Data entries
--- BEGIN ---
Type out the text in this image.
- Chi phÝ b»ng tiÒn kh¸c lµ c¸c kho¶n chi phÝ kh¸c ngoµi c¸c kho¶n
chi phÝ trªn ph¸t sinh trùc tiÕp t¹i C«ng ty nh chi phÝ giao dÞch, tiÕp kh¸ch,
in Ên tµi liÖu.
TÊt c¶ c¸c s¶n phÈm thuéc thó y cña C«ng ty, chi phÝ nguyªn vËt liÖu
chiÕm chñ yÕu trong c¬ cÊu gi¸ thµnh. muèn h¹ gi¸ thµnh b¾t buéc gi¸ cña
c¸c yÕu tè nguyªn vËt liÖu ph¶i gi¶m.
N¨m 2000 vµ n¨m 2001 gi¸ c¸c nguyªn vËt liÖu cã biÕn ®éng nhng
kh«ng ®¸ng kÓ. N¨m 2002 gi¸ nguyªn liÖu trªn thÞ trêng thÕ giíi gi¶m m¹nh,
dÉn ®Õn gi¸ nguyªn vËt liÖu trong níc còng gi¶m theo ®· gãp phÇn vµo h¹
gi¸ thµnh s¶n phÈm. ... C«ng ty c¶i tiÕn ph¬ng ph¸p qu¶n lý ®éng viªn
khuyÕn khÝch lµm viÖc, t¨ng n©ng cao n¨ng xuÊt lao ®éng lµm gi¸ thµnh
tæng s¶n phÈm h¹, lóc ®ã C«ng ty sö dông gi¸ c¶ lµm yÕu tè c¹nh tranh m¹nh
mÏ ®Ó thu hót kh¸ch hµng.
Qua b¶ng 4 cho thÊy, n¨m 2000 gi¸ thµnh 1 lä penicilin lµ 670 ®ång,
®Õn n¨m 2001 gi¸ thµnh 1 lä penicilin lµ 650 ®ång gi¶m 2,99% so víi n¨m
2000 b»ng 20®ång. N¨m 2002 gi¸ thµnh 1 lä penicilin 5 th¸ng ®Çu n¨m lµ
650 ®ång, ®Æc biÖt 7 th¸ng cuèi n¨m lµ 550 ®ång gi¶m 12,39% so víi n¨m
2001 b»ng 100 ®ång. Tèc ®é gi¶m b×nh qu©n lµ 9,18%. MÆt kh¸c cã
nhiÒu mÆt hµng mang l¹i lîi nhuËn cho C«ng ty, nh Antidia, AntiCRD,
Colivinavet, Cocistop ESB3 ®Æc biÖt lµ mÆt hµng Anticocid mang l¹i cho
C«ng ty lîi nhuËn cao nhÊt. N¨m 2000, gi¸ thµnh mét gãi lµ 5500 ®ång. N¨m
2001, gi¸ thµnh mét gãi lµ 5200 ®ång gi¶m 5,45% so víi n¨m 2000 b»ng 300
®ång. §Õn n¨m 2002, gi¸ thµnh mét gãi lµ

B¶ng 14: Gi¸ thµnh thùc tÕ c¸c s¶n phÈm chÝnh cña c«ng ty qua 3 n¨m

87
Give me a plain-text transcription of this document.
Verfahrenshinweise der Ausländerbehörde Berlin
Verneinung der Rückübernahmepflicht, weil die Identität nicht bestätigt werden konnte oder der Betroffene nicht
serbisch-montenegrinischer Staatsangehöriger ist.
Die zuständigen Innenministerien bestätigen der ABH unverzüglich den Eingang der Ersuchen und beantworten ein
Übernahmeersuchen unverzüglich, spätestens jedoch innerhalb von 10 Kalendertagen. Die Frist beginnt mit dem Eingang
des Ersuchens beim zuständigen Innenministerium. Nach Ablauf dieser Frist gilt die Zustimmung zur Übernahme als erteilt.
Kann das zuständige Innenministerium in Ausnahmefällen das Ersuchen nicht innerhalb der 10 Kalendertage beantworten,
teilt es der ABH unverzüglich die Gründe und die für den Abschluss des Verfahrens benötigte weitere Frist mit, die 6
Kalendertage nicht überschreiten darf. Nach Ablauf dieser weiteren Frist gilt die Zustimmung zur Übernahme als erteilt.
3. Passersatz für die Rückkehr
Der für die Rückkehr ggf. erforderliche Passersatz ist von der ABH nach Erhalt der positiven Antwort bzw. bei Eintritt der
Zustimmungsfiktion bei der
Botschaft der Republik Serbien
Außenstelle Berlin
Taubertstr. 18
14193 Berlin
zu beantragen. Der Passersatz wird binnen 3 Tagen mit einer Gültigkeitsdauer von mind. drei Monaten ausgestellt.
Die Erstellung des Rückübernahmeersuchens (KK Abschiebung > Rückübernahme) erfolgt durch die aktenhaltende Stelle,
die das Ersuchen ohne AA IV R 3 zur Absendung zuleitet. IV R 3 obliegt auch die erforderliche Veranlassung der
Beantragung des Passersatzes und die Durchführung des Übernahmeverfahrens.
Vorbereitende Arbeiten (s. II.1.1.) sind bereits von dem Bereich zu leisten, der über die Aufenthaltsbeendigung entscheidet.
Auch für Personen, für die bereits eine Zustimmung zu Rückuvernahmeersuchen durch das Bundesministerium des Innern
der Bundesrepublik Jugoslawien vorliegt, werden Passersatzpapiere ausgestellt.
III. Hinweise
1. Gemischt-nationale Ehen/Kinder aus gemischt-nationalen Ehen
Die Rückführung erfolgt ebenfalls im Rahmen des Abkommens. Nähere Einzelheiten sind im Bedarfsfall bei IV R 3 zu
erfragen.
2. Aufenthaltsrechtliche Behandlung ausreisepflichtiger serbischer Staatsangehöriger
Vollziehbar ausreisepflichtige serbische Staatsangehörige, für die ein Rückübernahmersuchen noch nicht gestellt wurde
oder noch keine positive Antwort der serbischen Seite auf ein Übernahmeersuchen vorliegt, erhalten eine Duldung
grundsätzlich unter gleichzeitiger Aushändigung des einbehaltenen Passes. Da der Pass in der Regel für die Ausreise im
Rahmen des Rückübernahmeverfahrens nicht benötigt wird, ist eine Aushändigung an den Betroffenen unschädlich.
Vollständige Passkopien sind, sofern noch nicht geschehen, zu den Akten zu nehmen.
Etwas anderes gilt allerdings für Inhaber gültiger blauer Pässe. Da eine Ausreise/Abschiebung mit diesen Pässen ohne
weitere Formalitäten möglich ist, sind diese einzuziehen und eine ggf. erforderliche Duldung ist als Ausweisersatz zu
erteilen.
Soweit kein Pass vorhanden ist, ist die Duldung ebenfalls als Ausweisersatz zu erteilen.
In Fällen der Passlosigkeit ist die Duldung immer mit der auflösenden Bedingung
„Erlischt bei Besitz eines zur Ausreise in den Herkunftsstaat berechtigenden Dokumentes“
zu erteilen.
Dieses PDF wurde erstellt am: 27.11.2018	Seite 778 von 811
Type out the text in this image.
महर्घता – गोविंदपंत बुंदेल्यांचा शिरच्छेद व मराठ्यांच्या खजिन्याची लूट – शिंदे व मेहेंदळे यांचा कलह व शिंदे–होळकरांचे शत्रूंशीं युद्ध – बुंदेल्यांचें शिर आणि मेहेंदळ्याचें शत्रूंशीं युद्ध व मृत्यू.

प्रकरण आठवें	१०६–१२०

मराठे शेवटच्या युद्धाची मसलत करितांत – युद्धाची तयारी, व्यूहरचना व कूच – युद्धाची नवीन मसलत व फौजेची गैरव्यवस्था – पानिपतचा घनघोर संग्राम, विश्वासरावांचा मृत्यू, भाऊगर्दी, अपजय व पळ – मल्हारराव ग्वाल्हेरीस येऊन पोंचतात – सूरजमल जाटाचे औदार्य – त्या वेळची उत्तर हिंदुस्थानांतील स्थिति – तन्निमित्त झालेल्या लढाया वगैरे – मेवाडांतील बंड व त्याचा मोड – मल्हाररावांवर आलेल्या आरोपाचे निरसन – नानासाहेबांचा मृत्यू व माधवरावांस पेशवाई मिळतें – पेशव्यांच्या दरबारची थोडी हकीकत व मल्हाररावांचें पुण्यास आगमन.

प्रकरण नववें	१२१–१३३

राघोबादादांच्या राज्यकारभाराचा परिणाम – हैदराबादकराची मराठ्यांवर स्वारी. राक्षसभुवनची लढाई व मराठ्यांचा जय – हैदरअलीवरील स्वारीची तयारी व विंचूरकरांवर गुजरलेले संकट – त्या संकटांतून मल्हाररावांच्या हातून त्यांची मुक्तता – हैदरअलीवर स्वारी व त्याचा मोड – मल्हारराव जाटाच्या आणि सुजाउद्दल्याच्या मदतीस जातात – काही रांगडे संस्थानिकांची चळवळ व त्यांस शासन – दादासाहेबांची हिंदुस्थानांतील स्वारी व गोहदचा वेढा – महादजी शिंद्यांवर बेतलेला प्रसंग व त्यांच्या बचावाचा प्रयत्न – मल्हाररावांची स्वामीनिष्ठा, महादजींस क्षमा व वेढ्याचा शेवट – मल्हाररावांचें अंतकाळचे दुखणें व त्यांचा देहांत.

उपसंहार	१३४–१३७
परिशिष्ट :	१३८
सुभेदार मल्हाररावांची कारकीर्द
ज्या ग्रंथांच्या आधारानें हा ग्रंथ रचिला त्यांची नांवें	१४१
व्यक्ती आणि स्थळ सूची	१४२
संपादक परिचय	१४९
--- END ---
» **Task statement**:
Extract lines where the string "Rückkehr" occurs.

» **Answer to the problem**:
3. Passersatz für die Rückkehr
Der für die Rückkehr ggf. erforderliche Passersatz ist von der ABH nach Erhalt der positiven Antwort bzw. bei Eintritt der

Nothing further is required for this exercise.